• EXERCISE DIRECTIONS: Transcribe the whole listing without a single picture.

(Extracted data entries)
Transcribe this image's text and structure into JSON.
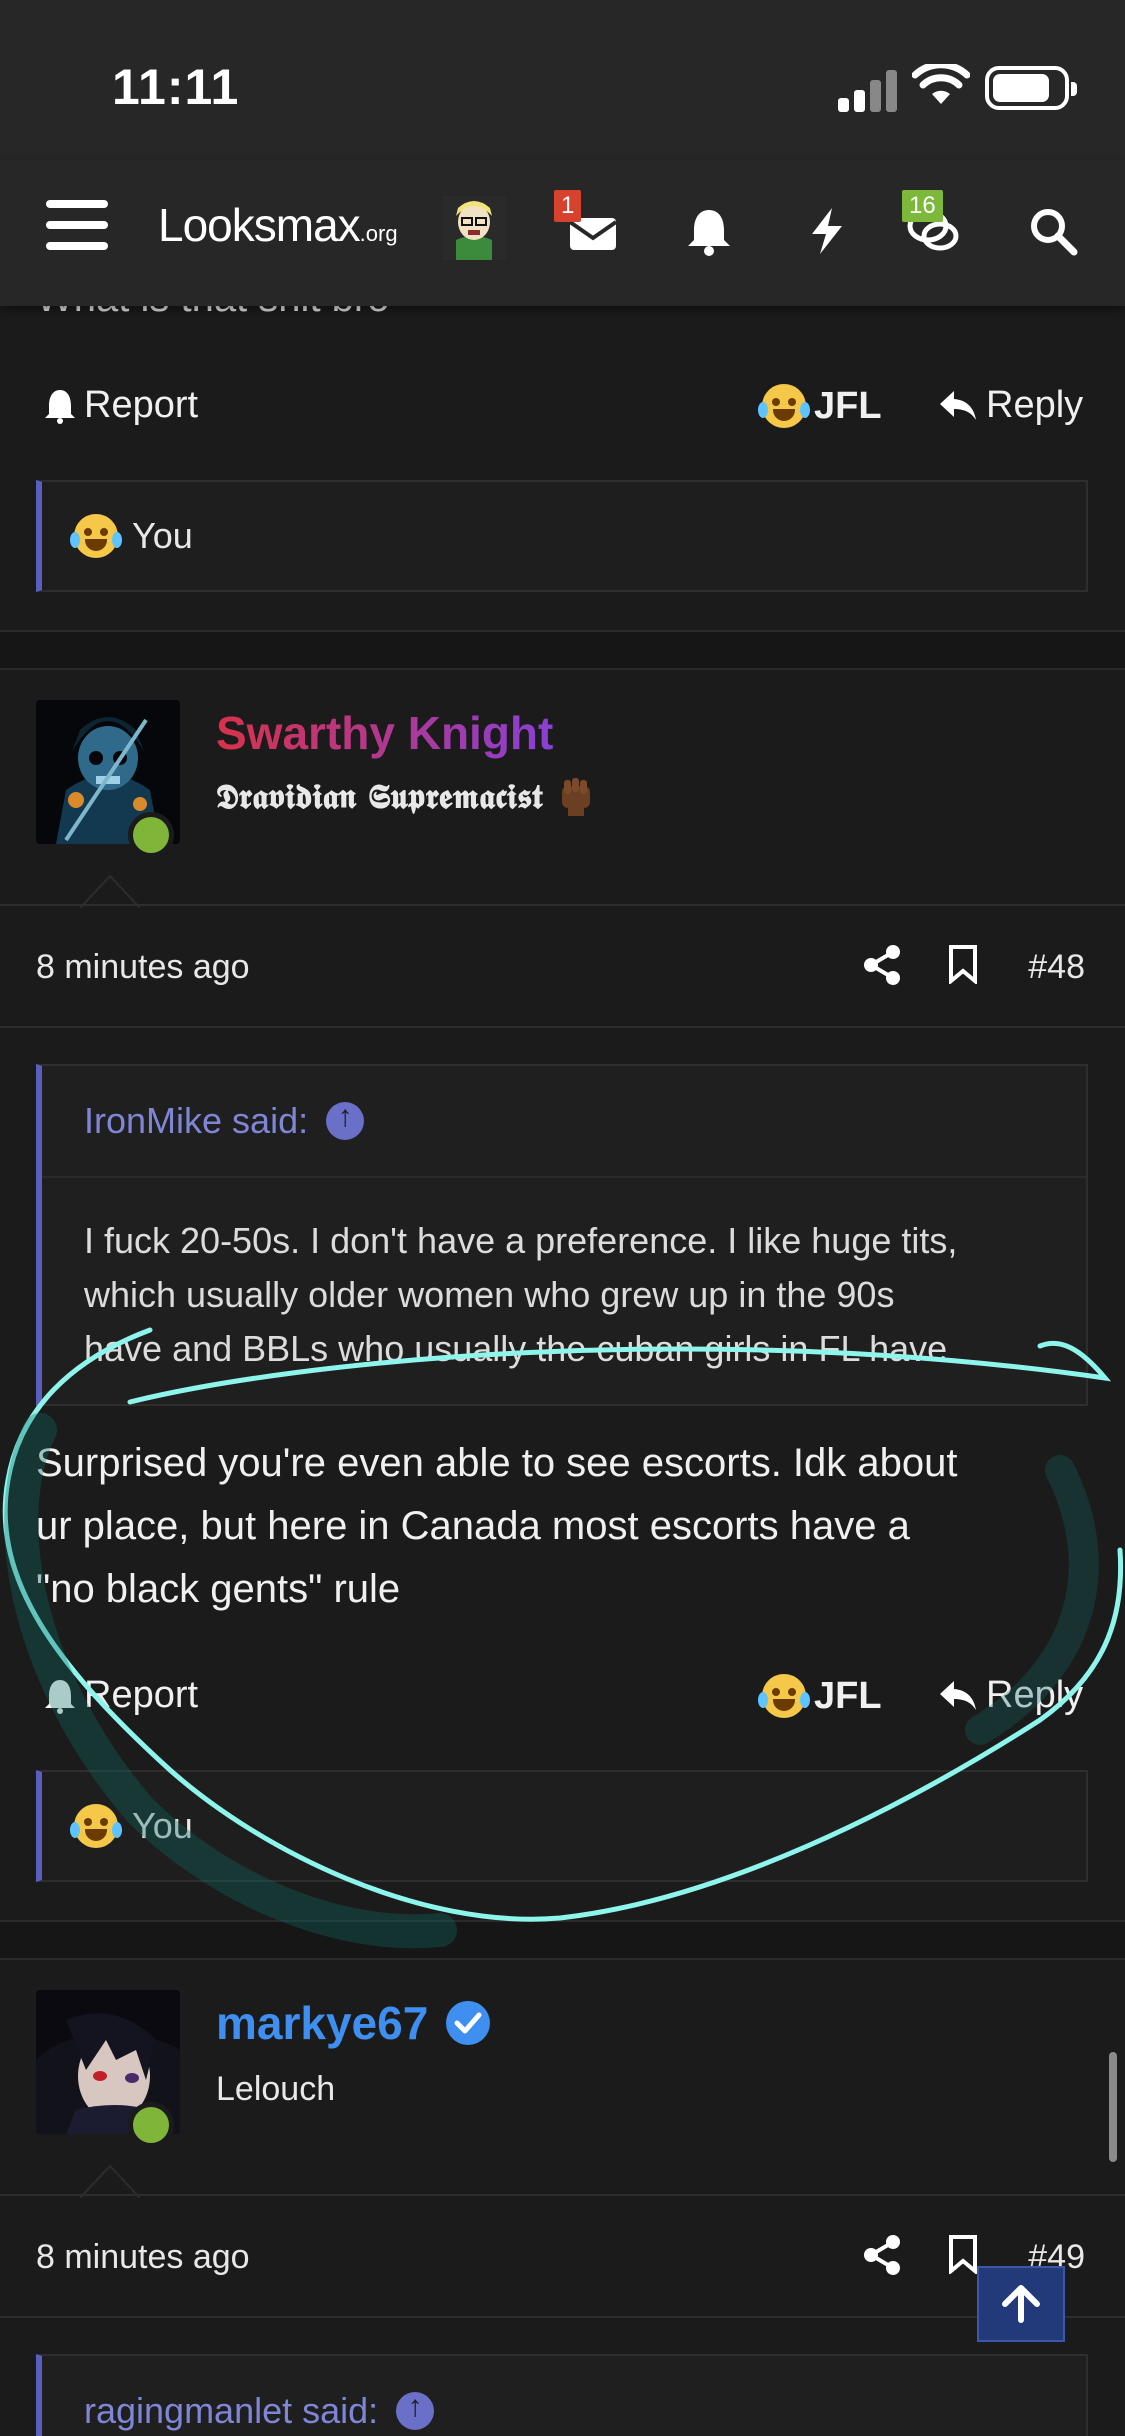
{
  "status_bar": {
    "time": "11:11"
  },
  "nav": {
    "logo_main": "Looksmax",
    "logo_suffix": ".org",
    "inbox_badge": "1",
    "chat_badge": "16"
  },
  "top_post": {
    "cut_text": "What is that shit bro",
    "report_label": "Report",
    "reaction_label": "JFL",
    "reply_label": "Reply",
    "reactions_summary": "You"
  },
  "post_48": {
    "username": "Swarthy Knight",
    "user_title": "𝕯𝖗𝖆𝖛𝖎𝖉𝖎𝖆𝖓 𝕾𝖚𝖕𝖗𝖊𝖒𝖆𝖈𝖎𝖘𝖙",
    "timestamp": "8 minutes ago",
    "post_number": "#48",
    "quote_author": "IronMike said:",
    "quote_lines": [
      "I fuck 20-50s. I don't have a preference. I like huge tits,",
      "which usually older women who grew up in the 90s",
      "have and BBLs who usually the cuban girls in FL have"
    ],
    "body_lines": [
      "Surprised you're even able to see escorts. Idk about",
      "ur place, but here in Canada most escorts have a",
      "\"no black gents\" rule"
    ],
    "report_label": "Report",
    "reaction_label": "JFL",
    "reply_label": "Reply",
    "reactions_summary": "You"
  },
  "post_49": {
    "username": "markye67",
    "user_title": "Lelouch",
    "timestamp": "8 minutes ago",
    "post_number": "#49",
    "quote_author": "ragingmanlet said:"
  },
  "colors": {
    "swarthy_gradient": [
      "#d8324a",
      "#8a3fd6"
    ],
    "markye_blue": "#3f8ff0",
    "quote_accent": "#5a5fbf",
    "annotation": "#8ef5ec"
  }
}
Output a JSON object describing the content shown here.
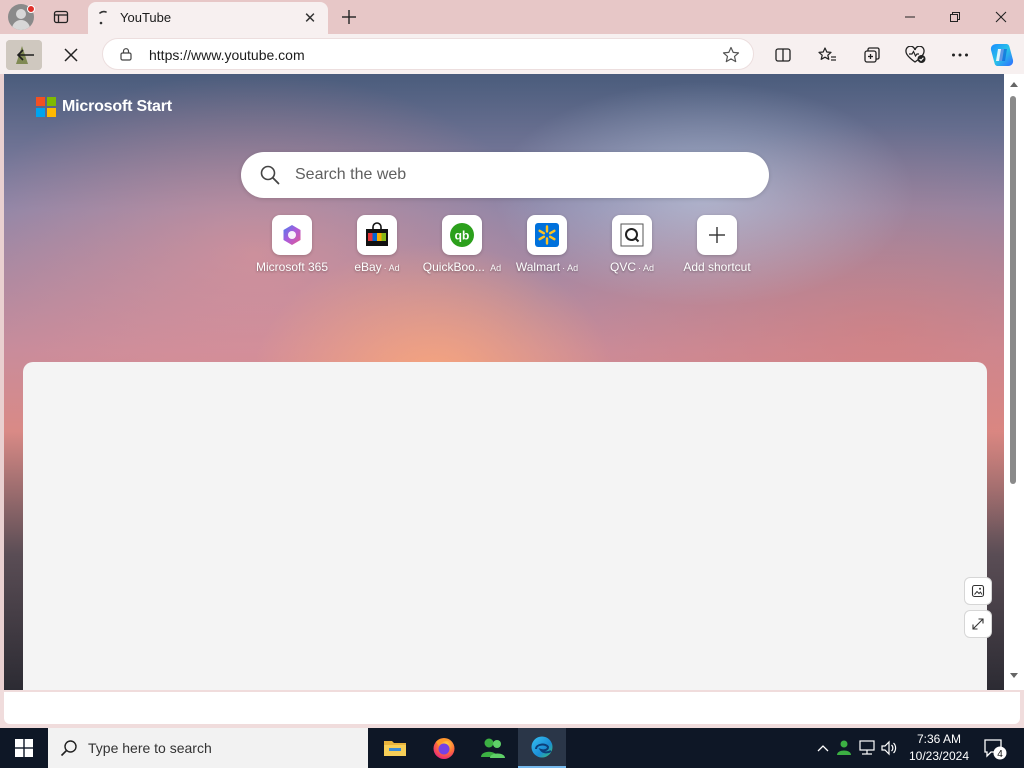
{
  "browser": {
    "tab": {
      "title": "YouTube"
    },
    "address_bar": {
      "url": "https://www.youtube.com"
    }
  },
  "newtab": {
    "brand": "Microsoft Start",
    "search": {
      "placeholder": "Search the web"
    },
    "shortcuts": [
      {
        "label": "Microsoft 365",
        "ad": ""
      },
      {
        "label": "eBay",
        "ad": "· Ad"
      },
      {
        "label": "QuickBoo...",
        "ad": "Ad"
      },
      {
        "label": "Walmart",
        "ad": "· Ad"
      },
      {
        "label": "QVC",
        "ad": "· Ad"
      },
      {
        "label": "Add shortcut",
        "ad": ""
      }
    ]
  },
  "taskbar": {
    "search_placeholder": "Type here to search",
    "time": "7:36 AM",
    "date": "10/23/2024",
    "notification_count": "4"
  },
  "colors": {
    "accent": "#0078d4",
    "titlebar": "#e7c7c7",
    "taskbar": "#0e1726"
  }
}
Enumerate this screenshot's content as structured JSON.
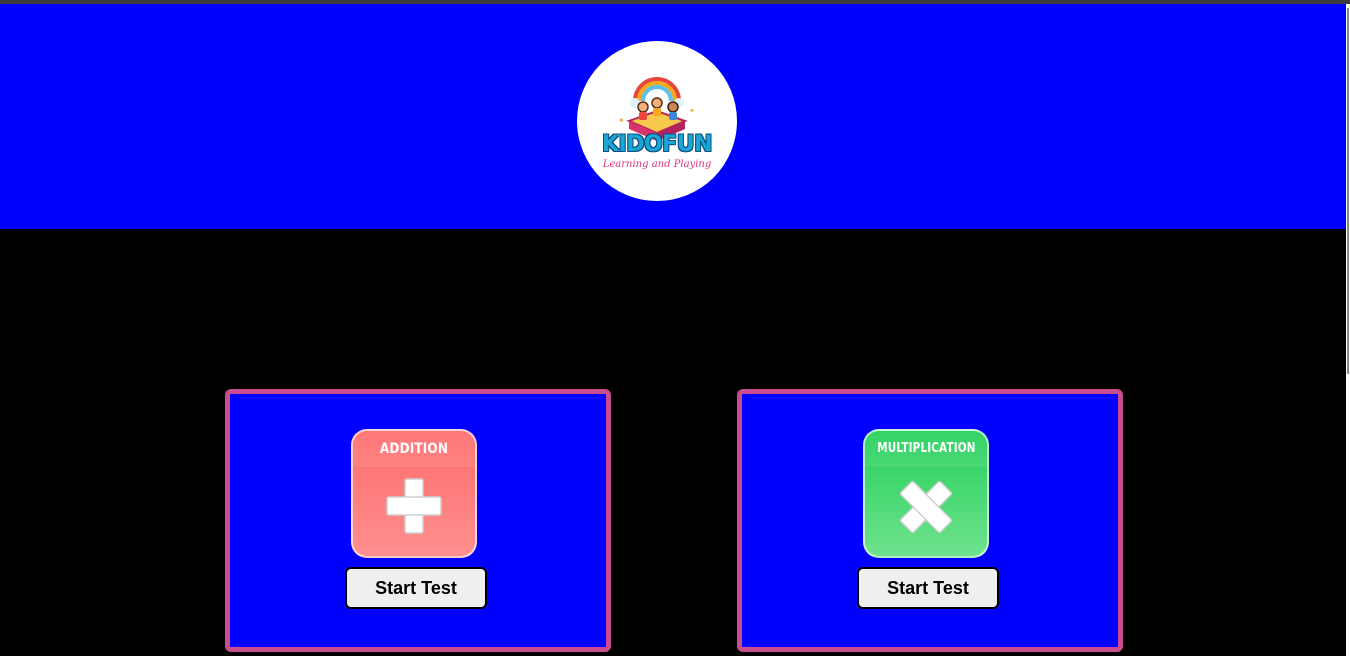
{
  "header": {
    "logo": {
      "title": "KIDOFUN",
      "subtitle": "Learning and Playing"
    }
  },
  "colors": {
    "header_bg": "#0000ff",
    "page_bg": "#000000",
    "card_bg": "#0000ff",
    "card_border": "#c94c8e",
    "addition_tile": "#ff7676",
    "multiplication_tile": "#2ed15e"
  },
  "cards": [
    {
      "label": "ADDITION",
      "icon": "plus-icon",
      "button_label": "Start Test"
    },
    {
      "label": "MULTIPLICATION",
      "icon": "multiply-icon",
      "button_label": "Start Test"
    }
  ]
}
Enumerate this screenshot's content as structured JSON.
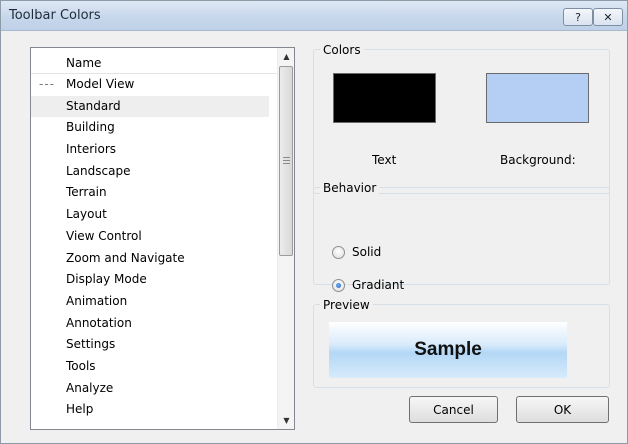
{
  "window": {
    "title": "Toolbar Colors",
    "help_label": "?",
    "close_label": "✕"
  },
  "list": {
    "column_header": "Name",
    "tree_prefix": "---",
    "items": [
      "Model View",
      "Standard",
      "Building",
      "Interiors",
      "Landscape",
      "Terrain",
      "Layout",
      "View Control",
      "Zoom and Navigate",
      "Display Mode",
      "Animation",
      "Annotation",
      "Settings",
      "Tools",
      "Analyze",
      "Help"
    ],
    "selected_item": "Standard",
    "scroll_up_icon": "triangle-up",
    "scroll_down_icon": "triangle-down"
  },
  "colors": {
    "legend": "Colors",
    "text_label": "Text",
    "background_label": "Background:",
    "text_color": "#000000",
    "background_color": "#b5cef4"
  },
  "behavior": {
    "legend": "Behavior",
    "solid_label": "Solid",
    "gradient_label": "Gradiant",
    "selected": "Gradiant"
  },
  "preview": {
    "legend": "Preview",
    "sample_text": "Sample"
  },
  "buttons": {
    "cancel_label": "Cancel",
    "ok_label": "OK"
  }
}
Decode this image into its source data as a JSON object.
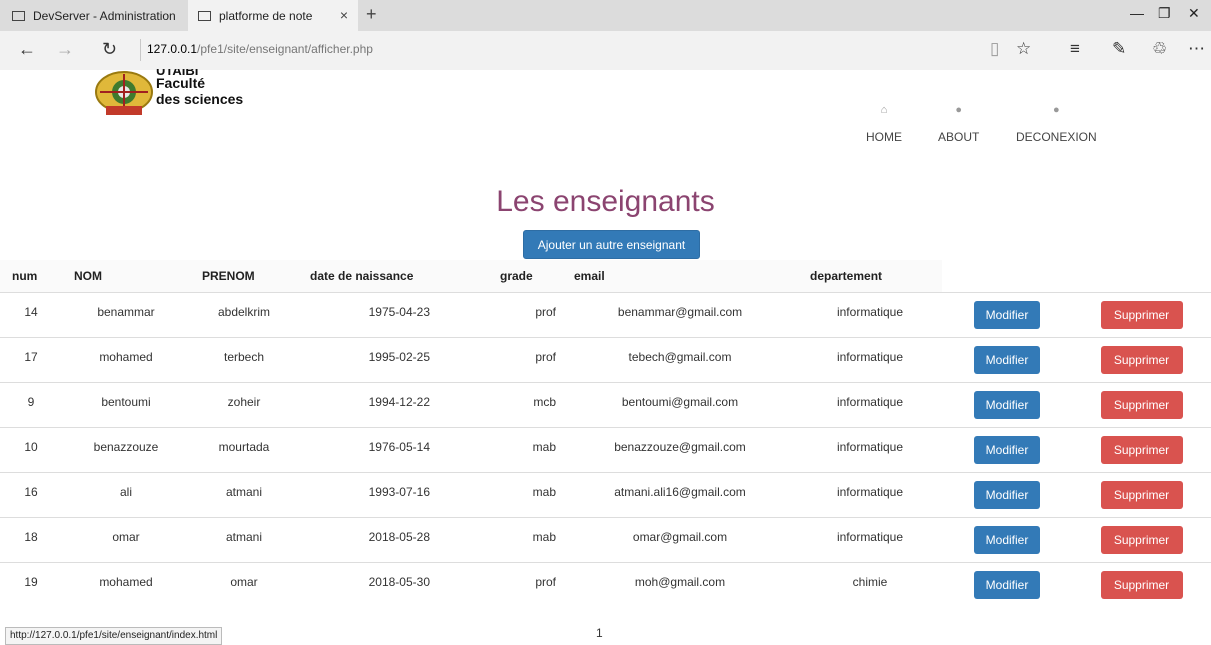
{
  "browser": {
    "tabs": [
      {
        "label": "DevServer - Administration"
      },
      {
        "label": "platforme de note"
      }
    ],
    "tab_close_glyph": "×",
    "tab_new_glyph": "+",
    "url_host": "127.0.0.1",
    "url_path": "/pfe1/site/enseignant/afficher.php",
    "status_url": "http://127.0.0.1/pfe1/site/enseignant/index.html"
  },
  "brand": {
    "line1": "Faculté",
    "line2": "des sciences",
    "cut_text": "UTAIBI"
  },
  "nav": {
    "home": "HOME",
    "about": "ABOUT",
    "logout": "DECONEXION"
  },
  "page": {
    "title": "Les enseignants",
    "add_button": "Ajouter un autre enseignant",
    "pagination": "1"
  },
  "table": {
    "headers": [
      "num",
      "NOM",
      "PRENOM",
      "date de naissance",
      "grade",
      "email",
      "departement"
    ],
    "edit_label": "Modifier",
    "delete_label": "Supprimer",
    "rows": [
      [
        "14",
        "benammar",
        "abdelkrim",
        "1975-04-23",
        "prof",
        "benammar@gmail.com",
        "informatique"
      ],
      [
        "17",
        "mohamed",
        "terbech",
        "1995-02-25",
        "prof",
        "tebech@gmail.com",
        "informatique"
      ],
      [
        "9",
        "bentoumi",
        "zoheir",
        "1994-12-22",
        "mcb",
        "bentoumi@gmail.com",
        "informatique"
      ],
      [
        "10",
        "benazzouze",
        "mourtada",
        "1976-05-14",
        "mab",
        "benazzouze@gmail.com",
        "informatique"
      ],
      [
        "16",
        "ali",
        "atmani",
        "1993-07-16",
        "mab",
        "atmani.ali16@gmail.com",
        "informatique"
      ],
      [
        "18",
        "omar",
        "atmani",
        "2018-05-28",
        "mab",
        "omar@gmail.com",
        "informatique"
      ],
      [
        "19",
        "mohamed",
        "omar",
        "2018-05-30",
        "prof",
        "moh@gmail.com",
        "chimie"
      ]
    ]
  },
  "colors": {
    "title": "#8b4470",
    "primary": "#337ab7",
    "danger": "#d9534f"
  },
  "icons": {
    "home": "home-icon",
    "about": "user-icon",
    "logout": "user-icon"
  }
}
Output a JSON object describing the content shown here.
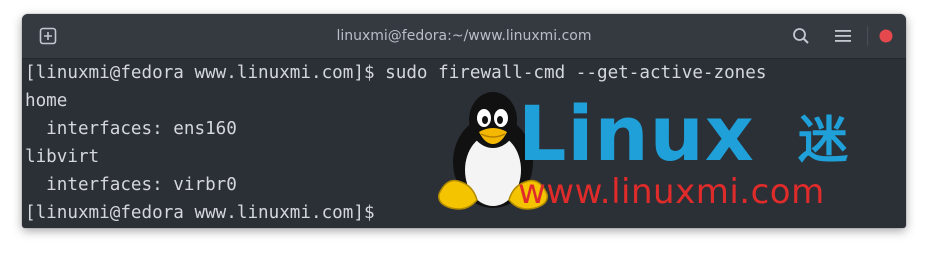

• WORKED SOLUTION:
Transcribe this image's text and structure into JSON.
{
  "status_bar": {
    "time": "11:11"
  },
  "nav": {
    "logo_main": "Looksmax",
    "logo_suffix": ".org",
    "inbox_badge": "1",
    "chat_badge": "16"
  },
  "top_post": {
    "cut_text": "What is that shit bro",
    "report_label": "Report",
    "reaction_label": "JFL",
    "reply_label": "Reply",
    "reactions_summary": "You"
  },
  "post_48": {
    "username": "Swarthy Knight",
    "user_title": "𝕯𝖗𝖆𝖛𝖎𝖉𝖎𝖆𝖓 𝕾𝖚𝖕𝖗𝖊𝖒𝖆𝖈𝖎𝖘𝖙",
    "timestamp": "8 minutes ago",
    "post_number": "#48",
    "quote_author": "IronMike said:",
    "quote_lines": [
      "I fuck 20-50s. I don't have a preference. I like huge tits,",
      "which usually older women who grew up in the 90s",
      "have and BBLs who usually the cuban girls in FL have"
    ],
    "body_lines": [
      "Surprised you're even able to see escorts. Idk about",
      "ur place, but here in Canada most escorts have a",
      "\"no black gents\" rule"
    ],
    "report_label": "Report",
    "reaction_label": "JFL",
    "reply_label": "Reply",
    "reactions_summary": "You"
  },
  "post_49": {
    "username": "markye67",
    "user_title": "Lelouch",
    "timestamp": "8 minutes ago",
    "post_number": "#49",
    "quote_author": "ragingmanlet said:"
  },
  "colors": {
    "swarthy_gradient": [
      "#d8324a",
      "#8a3fd6"
    ],
    "markye_blue": "#3f8ff0",
    "quote_accent": "#5a5fbf",
    "annotation": "#8ef5ec"
  }
}
Output a JSON object describing the content shown here.
{
  "browser": {
    "tab": {
      "title": "YouTube"
    },
    "address_bar": {
      "url": "https://www.youtube.com"
    }
  },
  "newtab": {
    "brand": "Microsoft Start",
    "search": {
      "placeholder": "Search the web"
    },
    "shortcuts": [
      {
        "label": "Microsoft 365",
        "ad": ""
      },
      {
        "label": "eBay",
        "ad": "· Ad"
      },
      {
        "label": "QuickBoo...",
        "ad": "Ad"
      },
      {
        "label": "Walmart",
        "ad": "· Ad"
      },
      {
        "label": "QVC",
        "ad": "· Ad"
      },
      {
        "label": "Add shortcut",
        "ad": ""
      }
    ]
  },
  "taskbar": {
    "search_placeholder": "Type here to search",
    "time": "7:36 AM",
    "date": "10/23/2024",
    "notification_count": "4"
  },
  "colors": {
    "accent": "#0078d4",
    "titlebar": "#e7c7c7",
    "taskbar": "#0e1726"
  }
}
Enumerate this screenshot's content as structured JSON.
{
  "header": {
    "logo": {
      "title": "KIDOFUN",
      "subtitle": "Learning and Playing"
    }
  },
  "colors": {
    "header_bg": "#0000ff",
    "page_bg": "#000000",
    "card_bg": "#0000ff",
    "card_border": "#c94c8e",
    "addition_tile": "#ff7676",
    "multiplication_tile": "#2ed15e"
  },
  "cards": [
    {
      "label": "ADDITION",
      "icon": "plus-icon",
      "button_label": "Start Test"
    },
    {
      "label": "MULTIPLICATION",
      "icon": "multiply-icon",
      "button_label": "Start Test"
    }
  ]
}
Enumerate this screenshot's content as structured JSON.
{
  "window": {
    "title": "Toolbar Colors",
    "help_label": "?",
    "close_label": "✕"
  },
  "list": {
    "column_header": "Name",
    "tree_prefix": "---",
    "items": [
      "Model View",
      "Standard",
      "Building",
      "Interiors",
      "Landscape",
      "Terrain",
      "Layout",
      "View Control",
      "Zoom and Navigate",
      "Display Mode",
      "Animation",
      "Annotation",
      "Settings",
      "Tools",
      "Analyze",
      "Help"
    ],
    "selected_item": "Standard",
    "scroll_up_icon": "triangle-up",
    "scroll_down_icon": "triangle-down"
  },
  "colors": {
    "legend": "Colors",
    "text_label": "Text",
    "background_label": "Background:",
    "text_color": "#000000",
    "background_color": "#b5cef4"
  },
  "behavior": {
    "legend": "Behavior",
    "solid_label": "Solid",
    "gradient_label": "Gradiant",
    "selected": "Gradiant"
  },
  "preview": {
    "legend": "Preview",
    "sample_text": "Sample"
  },
  "buttons": {
    "cancel_label": "Cancel",
    "ok_label": "OK"
  }
}
Decode this image into its source data as a JSON object.
{
  "browser": {
    "tabs": [
      {
        "label": "DevServer - Administration"
      },
      {
        "label": "platforme de note"
      }
    ],
    "tab_close_glyph": "×",
    "tab_new_glyph": "+",
    "url_host": "127.0.0.1",
    "url_path": "/pfe1/site/enseignant/afficher.php",
    "status_url": "http://127.0.0.1/pfe1/site/enseignant/index.html"
  },
  "brand": {
    "line1": "Faculté",
    "line2": "des sciences",
    "cut_text": "UTAIBI"
  },
  "nav": {
    "home": "HOME",
    "about": "ABOUT",
    "logout": "DECONEXION"
  },
  "page": {
    "title": "Les enseignants",
    "add_button": "Ajouter un autre enseignant",
    "pagination": "1"
  },
  "table": {
    "headers": [
      "num",
      "NOM",
      "PRENOM",
      "date de naissance",
      "grade",
      "email",
      "departement"
    ],
    "edit_label": "Modifier",
    "delete_label": "Supprimer",
    "rows": [
      [
        "14",
        "benammar",
        "abdelkrim",
        "1975-04-23",
        "prof",
        "benammar@gmail.com",
        "informatique"
      ],
      [
        "17",
        "mohamed",
        "terbech",
        "1995-02-25",
        "prof",
        "tebech@gmail.com",
        "informatique"
      ],
      [
        "9",
        "bentoumi",
        "zoheir",
        "1994-12-22",
        "mcb",
        "bentoumi@gmail.com",
        "informatique"
      ],
      [
        "10",
        "benazzouze",
        "mourtada",
        "1976-05-14",
        "mab",
        "benazzouze@gmail.com",
        "informatique"
      ],
      [
        "16",
        "ali",
        "atmani",
        "1993-07-16",
        "mab",
        "atmani.ali16@gmail.com",
        "informatique"
      ],
      [
        "18",
        "omar",
        "atmani",
        "2018-05-28",
        "mab",
        "omar@gmail.com",
        "informatique"
      ],
      [
        "19",
        "mohamed",
        "omar",
        "2018-05-30",
        "prof",
        "moh@gmail.com",
        "chimie"
      ]
    ]
  },
  "colors": {
    "title": "#8b4470",
    "primary": "#337ab7",
    "danger": "#d9534f"
  },
  "icons": {
    "home": "home-icon",
    "about": "user-icon",
    "logout": "user-icon"
  }
}
Output a JSON object describing the content shown here.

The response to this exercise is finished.